◆ Exercise objective ◆
Check every line of the entries below for the word "screenshot", and copy the ones that have it.

"""

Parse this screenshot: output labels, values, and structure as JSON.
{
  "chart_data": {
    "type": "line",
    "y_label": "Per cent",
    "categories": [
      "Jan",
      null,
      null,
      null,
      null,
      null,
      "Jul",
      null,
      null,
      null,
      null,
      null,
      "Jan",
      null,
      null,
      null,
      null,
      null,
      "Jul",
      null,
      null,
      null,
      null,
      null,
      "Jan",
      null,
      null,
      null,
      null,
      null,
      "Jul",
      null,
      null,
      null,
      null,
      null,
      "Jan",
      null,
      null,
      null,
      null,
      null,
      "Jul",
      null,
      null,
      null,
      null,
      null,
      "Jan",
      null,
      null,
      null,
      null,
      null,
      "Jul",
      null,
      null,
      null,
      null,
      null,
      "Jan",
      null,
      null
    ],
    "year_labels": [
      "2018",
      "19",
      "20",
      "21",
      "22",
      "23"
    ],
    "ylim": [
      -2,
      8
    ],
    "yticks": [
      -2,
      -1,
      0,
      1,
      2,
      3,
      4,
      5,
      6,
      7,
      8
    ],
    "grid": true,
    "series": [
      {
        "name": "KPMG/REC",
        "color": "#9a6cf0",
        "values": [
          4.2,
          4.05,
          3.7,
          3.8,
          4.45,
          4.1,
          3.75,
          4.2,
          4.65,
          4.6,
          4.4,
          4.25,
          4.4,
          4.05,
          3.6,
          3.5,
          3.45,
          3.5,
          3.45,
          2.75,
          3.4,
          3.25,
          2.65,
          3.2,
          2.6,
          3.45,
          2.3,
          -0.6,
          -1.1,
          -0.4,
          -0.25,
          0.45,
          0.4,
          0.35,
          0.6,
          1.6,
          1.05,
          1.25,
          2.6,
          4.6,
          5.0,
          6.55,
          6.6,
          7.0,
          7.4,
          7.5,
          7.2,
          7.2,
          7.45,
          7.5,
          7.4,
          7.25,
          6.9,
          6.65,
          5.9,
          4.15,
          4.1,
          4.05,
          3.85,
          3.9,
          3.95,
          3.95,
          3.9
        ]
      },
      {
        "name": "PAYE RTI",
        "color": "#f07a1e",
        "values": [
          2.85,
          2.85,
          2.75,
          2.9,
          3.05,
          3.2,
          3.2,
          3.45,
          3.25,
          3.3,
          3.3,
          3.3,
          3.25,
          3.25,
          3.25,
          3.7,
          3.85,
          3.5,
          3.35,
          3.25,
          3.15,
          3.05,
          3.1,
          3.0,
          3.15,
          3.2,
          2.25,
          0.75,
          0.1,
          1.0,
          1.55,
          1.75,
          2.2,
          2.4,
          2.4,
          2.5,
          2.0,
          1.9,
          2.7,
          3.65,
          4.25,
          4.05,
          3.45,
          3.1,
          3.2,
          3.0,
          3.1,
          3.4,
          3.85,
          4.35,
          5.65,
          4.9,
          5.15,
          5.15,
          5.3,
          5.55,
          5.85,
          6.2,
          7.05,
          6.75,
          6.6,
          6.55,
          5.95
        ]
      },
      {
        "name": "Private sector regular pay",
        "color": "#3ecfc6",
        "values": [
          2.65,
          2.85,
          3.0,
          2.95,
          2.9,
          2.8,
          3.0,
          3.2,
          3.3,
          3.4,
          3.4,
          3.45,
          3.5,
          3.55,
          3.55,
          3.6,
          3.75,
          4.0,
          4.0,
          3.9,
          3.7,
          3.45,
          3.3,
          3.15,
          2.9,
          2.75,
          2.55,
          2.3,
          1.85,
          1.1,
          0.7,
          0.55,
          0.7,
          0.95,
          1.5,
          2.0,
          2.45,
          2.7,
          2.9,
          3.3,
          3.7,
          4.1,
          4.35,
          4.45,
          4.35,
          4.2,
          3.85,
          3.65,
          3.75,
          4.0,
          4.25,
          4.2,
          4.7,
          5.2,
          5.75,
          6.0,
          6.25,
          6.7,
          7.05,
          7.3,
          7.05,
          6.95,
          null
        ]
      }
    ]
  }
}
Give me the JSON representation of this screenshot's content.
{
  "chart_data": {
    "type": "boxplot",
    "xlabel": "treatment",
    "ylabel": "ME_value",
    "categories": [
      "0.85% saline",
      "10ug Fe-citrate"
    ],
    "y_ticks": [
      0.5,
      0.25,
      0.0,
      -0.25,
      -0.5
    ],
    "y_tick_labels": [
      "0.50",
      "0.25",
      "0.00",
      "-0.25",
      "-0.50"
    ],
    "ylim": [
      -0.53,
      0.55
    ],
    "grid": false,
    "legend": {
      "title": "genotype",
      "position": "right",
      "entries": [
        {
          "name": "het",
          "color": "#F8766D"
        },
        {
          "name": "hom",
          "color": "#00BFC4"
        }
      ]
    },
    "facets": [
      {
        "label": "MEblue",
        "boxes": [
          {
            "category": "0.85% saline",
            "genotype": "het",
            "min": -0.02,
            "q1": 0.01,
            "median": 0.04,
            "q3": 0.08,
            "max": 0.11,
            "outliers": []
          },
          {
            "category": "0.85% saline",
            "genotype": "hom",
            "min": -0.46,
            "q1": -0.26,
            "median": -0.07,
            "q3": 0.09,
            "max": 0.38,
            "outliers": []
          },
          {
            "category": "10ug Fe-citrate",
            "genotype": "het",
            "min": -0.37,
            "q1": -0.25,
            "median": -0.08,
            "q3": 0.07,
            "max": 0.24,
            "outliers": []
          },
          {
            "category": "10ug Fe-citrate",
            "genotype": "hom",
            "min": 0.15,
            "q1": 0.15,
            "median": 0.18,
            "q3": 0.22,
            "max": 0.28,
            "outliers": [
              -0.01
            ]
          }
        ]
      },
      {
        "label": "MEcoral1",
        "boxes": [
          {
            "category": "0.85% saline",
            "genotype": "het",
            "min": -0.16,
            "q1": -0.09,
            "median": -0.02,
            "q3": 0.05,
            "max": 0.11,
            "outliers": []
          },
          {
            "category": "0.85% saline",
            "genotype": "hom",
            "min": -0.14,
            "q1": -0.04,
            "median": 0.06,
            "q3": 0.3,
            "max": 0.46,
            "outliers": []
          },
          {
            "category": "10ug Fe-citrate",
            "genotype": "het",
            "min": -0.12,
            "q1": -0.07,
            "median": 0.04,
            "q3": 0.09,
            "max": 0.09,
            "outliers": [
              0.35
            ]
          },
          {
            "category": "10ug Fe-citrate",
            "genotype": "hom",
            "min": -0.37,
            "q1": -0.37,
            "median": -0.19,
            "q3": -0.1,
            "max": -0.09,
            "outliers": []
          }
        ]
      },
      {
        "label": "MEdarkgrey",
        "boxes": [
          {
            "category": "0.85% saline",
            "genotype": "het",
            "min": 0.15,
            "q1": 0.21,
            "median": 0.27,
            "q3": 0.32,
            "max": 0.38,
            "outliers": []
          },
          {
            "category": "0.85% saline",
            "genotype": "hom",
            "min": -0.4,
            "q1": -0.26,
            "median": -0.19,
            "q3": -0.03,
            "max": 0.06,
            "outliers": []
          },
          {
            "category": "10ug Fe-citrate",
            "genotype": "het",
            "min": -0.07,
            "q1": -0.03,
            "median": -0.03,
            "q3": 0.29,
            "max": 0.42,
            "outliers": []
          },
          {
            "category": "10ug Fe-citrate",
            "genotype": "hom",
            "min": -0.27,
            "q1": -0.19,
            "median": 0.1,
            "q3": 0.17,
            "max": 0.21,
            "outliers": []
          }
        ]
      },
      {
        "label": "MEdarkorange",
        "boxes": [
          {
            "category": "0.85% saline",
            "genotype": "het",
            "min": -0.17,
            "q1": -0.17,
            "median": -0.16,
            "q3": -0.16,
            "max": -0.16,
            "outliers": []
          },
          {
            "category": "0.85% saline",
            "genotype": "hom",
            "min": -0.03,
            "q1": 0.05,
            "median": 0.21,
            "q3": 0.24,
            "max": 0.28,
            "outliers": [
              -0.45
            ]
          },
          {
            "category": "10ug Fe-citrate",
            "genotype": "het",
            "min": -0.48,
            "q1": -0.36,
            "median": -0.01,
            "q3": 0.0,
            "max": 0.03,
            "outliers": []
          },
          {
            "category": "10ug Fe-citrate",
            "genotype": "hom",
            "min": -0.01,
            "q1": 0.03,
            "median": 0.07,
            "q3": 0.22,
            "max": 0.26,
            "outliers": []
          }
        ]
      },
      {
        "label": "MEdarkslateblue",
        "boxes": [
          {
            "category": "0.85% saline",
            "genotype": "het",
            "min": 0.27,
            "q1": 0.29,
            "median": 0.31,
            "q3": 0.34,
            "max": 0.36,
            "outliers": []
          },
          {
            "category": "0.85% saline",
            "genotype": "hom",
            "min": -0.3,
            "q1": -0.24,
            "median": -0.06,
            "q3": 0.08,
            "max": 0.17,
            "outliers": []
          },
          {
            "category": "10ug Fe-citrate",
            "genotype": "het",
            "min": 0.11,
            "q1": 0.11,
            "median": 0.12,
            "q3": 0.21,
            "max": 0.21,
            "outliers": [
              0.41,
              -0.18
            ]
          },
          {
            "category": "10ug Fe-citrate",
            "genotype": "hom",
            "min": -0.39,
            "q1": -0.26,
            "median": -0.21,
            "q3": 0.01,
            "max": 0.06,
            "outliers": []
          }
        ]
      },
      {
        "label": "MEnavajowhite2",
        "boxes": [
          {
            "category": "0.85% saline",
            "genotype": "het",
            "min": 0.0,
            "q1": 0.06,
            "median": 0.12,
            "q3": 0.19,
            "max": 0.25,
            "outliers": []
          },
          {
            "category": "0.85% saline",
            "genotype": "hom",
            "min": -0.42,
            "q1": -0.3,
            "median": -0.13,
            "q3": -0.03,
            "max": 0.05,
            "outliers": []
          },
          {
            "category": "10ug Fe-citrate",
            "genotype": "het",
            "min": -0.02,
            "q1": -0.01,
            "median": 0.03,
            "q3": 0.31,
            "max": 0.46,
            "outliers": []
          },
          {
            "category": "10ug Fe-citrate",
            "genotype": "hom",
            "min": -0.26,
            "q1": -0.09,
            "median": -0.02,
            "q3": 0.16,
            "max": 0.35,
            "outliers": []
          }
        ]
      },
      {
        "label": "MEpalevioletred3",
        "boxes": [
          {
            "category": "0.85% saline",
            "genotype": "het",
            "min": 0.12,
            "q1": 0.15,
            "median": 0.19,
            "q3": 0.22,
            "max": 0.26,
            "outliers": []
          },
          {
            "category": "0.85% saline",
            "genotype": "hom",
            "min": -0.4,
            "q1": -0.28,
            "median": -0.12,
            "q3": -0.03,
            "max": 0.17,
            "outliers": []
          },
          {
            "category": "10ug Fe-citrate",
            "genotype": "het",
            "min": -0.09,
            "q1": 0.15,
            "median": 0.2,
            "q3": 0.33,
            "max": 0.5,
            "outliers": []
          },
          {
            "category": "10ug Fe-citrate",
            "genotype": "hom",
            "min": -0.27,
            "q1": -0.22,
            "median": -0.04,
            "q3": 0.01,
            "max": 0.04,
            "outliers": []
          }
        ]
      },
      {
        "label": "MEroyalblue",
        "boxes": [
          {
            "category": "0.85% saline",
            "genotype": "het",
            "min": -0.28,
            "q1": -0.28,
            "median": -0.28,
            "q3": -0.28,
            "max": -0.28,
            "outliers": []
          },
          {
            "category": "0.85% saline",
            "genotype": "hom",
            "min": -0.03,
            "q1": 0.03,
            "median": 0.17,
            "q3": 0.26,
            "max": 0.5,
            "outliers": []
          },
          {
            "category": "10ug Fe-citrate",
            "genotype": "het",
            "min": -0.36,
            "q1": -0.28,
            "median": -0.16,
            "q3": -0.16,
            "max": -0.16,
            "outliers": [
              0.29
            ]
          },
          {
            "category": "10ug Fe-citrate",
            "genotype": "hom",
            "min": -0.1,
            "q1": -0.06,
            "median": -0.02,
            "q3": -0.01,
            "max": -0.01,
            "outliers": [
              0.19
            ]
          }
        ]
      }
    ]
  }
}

"""

◆ Reply ◆
Parse this screenshot: output labels, values, and structure as JSON.
Give me the JSON representation of this screenshot's content.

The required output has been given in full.